▶ [Exercise brief] Count how many lines contain the word "проблемы". Please give only the number.

Source records
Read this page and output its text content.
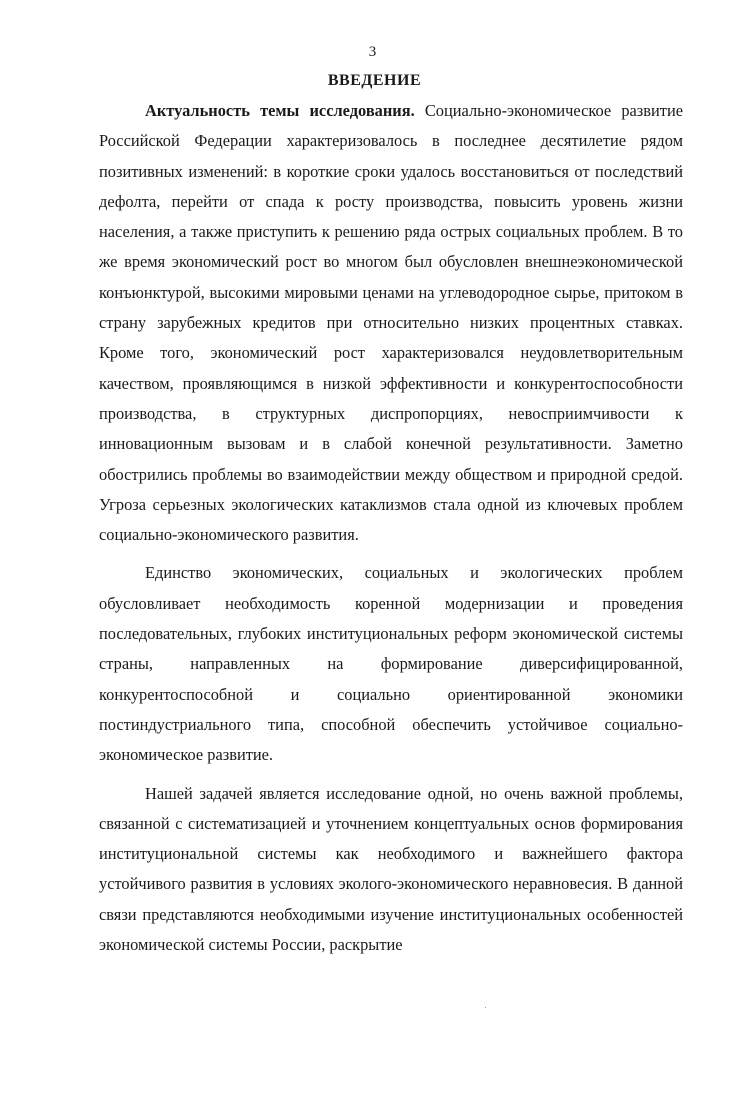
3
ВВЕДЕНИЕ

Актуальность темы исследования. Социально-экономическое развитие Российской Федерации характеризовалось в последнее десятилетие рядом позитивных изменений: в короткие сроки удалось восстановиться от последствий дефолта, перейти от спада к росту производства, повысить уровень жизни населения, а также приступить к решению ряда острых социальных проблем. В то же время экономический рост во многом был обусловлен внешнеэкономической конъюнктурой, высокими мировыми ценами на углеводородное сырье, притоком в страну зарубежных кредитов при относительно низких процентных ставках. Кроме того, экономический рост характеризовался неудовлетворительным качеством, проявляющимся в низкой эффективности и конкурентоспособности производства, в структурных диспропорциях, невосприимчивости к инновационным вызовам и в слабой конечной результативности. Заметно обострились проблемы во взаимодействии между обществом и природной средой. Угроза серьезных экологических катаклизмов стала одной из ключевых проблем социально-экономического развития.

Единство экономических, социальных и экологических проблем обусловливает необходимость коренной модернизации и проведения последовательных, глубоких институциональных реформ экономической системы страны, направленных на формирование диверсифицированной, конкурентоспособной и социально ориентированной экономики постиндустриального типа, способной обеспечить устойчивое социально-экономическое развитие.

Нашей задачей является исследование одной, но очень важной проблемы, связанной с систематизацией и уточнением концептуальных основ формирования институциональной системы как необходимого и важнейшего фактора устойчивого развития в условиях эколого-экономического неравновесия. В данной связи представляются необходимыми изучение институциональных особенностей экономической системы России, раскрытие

▶ [Answer to the task] 2